## WRITTEN EXERCISE:
Which lines in the records below contain the word "ухода"? Copy each of them.

## INPUT RECORDS:
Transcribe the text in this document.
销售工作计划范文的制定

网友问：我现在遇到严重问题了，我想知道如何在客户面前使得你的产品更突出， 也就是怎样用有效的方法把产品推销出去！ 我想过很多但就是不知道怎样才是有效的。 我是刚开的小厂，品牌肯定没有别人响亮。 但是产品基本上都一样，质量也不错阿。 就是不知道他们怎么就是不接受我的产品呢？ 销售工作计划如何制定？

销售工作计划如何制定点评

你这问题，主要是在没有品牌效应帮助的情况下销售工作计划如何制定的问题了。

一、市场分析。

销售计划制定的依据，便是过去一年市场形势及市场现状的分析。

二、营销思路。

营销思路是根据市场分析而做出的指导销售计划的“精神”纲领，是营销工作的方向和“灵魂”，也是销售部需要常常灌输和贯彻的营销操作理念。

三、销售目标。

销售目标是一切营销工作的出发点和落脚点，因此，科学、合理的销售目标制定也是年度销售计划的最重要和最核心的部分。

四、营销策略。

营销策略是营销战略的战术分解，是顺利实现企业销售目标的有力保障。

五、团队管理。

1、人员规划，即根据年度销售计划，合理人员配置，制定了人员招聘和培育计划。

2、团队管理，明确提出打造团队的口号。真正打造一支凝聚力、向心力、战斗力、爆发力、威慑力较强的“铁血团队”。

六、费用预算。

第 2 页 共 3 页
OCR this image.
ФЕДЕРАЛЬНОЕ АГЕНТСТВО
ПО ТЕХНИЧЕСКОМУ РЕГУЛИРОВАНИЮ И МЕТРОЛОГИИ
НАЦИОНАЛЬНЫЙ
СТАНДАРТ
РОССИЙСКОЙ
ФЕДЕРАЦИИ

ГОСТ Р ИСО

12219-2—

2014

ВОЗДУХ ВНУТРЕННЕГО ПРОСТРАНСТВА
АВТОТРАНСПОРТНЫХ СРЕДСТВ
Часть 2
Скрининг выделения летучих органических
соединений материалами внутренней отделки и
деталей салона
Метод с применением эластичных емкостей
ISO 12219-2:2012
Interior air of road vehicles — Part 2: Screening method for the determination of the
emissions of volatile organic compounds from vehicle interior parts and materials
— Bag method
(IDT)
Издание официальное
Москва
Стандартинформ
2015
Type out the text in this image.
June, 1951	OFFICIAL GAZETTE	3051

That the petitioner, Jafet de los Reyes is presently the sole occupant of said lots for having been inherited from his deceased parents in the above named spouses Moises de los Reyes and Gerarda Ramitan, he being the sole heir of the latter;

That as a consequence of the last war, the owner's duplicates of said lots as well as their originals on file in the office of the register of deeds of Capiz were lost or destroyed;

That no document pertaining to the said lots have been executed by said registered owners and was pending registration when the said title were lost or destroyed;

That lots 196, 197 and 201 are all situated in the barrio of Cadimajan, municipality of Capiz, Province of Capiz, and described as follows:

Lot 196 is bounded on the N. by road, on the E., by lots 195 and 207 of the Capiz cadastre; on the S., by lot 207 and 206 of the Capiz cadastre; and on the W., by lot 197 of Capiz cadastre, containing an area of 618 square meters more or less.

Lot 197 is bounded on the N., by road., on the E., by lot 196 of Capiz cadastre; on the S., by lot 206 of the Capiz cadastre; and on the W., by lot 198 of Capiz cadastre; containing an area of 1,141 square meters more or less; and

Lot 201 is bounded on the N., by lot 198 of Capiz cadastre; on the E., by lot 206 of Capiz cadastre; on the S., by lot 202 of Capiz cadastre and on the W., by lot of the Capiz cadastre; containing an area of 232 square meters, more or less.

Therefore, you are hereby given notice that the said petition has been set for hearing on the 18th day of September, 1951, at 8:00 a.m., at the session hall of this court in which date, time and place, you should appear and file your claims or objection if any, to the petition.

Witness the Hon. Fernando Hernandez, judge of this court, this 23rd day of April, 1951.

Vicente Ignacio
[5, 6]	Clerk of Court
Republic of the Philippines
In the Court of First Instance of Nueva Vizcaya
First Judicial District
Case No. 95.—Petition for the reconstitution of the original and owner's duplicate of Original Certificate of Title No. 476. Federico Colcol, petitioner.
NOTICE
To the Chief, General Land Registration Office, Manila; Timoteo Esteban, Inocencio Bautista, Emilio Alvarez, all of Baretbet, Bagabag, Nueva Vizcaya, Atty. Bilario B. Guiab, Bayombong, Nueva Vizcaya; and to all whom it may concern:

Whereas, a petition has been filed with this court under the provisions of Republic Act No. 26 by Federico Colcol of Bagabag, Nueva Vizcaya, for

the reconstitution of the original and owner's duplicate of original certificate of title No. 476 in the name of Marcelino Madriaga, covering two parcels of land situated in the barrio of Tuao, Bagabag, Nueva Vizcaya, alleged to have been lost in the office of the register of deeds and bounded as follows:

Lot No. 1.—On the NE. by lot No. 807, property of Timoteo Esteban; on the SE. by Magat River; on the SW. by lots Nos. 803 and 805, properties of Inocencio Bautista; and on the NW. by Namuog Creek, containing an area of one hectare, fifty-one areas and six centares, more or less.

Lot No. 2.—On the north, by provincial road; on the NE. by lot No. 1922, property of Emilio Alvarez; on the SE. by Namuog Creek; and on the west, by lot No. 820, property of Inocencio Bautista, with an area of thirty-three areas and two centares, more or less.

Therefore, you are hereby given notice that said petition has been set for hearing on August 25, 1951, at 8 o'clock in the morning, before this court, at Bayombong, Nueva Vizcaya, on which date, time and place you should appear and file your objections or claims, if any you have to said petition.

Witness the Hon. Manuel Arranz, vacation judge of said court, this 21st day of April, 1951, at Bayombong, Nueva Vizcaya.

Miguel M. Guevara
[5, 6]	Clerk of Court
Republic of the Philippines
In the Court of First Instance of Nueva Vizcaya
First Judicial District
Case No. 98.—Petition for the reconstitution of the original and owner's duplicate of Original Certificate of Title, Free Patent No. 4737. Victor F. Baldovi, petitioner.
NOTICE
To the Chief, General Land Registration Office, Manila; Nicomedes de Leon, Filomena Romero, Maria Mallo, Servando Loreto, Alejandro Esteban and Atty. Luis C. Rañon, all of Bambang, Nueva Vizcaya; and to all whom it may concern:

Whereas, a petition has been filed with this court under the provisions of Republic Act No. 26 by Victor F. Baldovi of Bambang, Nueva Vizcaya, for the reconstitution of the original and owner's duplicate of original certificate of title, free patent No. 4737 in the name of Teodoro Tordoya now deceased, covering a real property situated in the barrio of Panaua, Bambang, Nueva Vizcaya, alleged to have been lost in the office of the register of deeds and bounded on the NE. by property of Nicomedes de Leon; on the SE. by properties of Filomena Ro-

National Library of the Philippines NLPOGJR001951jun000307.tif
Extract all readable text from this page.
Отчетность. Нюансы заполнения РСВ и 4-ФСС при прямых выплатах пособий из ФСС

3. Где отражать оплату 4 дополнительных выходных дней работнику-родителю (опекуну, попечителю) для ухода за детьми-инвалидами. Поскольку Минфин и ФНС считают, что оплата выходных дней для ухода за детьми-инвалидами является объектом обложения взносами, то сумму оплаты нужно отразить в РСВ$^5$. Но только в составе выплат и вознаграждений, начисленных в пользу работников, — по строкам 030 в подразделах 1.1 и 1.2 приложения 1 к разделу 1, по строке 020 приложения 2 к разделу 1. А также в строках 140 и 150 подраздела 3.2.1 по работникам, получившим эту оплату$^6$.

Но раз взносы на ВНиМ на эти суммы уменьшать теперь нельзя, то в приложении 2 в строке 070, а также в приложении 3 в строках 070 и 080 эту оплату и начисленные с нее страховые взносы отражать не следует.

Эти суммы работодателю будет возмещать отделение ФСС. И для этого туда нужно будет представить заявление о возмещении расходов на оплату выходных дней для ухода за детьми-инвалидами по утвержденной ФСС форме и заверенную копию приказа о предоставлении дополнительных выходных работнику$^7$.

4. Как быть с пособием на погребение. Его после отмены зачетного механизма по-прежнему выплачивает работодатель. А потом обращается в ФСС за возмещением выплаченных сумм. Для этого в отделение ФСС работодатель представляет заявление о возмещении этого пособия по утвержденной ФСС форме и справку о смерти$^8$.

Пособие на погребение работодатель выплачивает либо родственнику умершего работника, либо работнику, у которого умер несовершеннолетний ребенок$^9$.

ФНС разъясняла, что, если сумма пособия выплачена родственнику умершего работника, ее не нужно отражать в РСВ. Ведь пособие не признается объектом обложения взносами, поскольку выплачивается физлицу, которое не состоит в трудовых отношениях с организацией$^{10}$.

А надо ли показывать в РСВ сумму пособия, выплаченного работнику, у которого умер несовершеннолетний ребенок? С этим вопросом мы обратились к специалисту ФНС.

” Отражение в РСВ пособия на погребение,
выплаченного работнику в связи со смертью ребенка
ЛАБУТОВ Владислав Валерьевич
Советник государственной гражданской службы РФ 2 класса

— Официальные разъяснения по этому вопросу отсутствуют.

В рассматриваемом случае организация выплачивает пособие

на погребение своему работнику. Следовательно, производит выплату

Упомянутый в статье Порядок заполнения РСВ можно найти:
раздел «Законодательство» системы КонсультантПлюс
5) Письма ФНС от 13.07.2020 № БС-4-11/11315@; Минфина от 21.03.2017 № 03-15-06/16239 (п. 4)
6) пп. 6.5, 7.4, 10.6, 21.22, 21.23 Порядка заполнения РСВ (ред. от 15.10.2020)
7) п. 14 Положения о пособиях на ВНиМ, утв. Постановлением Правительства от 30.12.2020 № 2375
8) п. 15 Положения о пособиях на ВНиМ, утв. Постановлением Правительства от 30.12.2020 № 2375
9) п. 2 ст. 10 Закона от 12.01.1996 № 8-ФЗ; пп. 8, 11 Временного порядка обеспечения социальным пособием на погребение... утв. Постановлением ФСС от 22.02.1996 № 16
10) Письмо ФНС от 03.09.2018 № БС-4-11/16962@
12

## CORRECT ANSWER:
3. Где отражать оплату 4 дополнительных выходных дней работнику-родителю (опекуну, попечителю) для ухода за детьми-инвалидами. Поскольку Минфин и ФНС считают, что оплата выходных дней для ухода за детьми-инвалидами является объектом обложения взносами, то сумму оплаты нужно отразить в РСВ$^5$. Но только в составе выплат и вознаграждений, начисленных в пользу работников, — по строкам 030 в подразделах 1.1 и 1.2 приложения 1 к разделу 1, по строке 020 приложения 2 к разделу 1. А также в строках 140 и 150 подраздела 3.2.1 по работникам, получившим эту оплату$^6$.
Эти суммы работодателю будет возмещать отделение ФСС. И для этого туда нужно будет представить заявление о возмещении расходов на оплату выходных дней для ухода за детьми-инвалидами по утвержденной ФСС форме и заверенную копию приказа о предоставлении дополнительных выходных работнику$^7$.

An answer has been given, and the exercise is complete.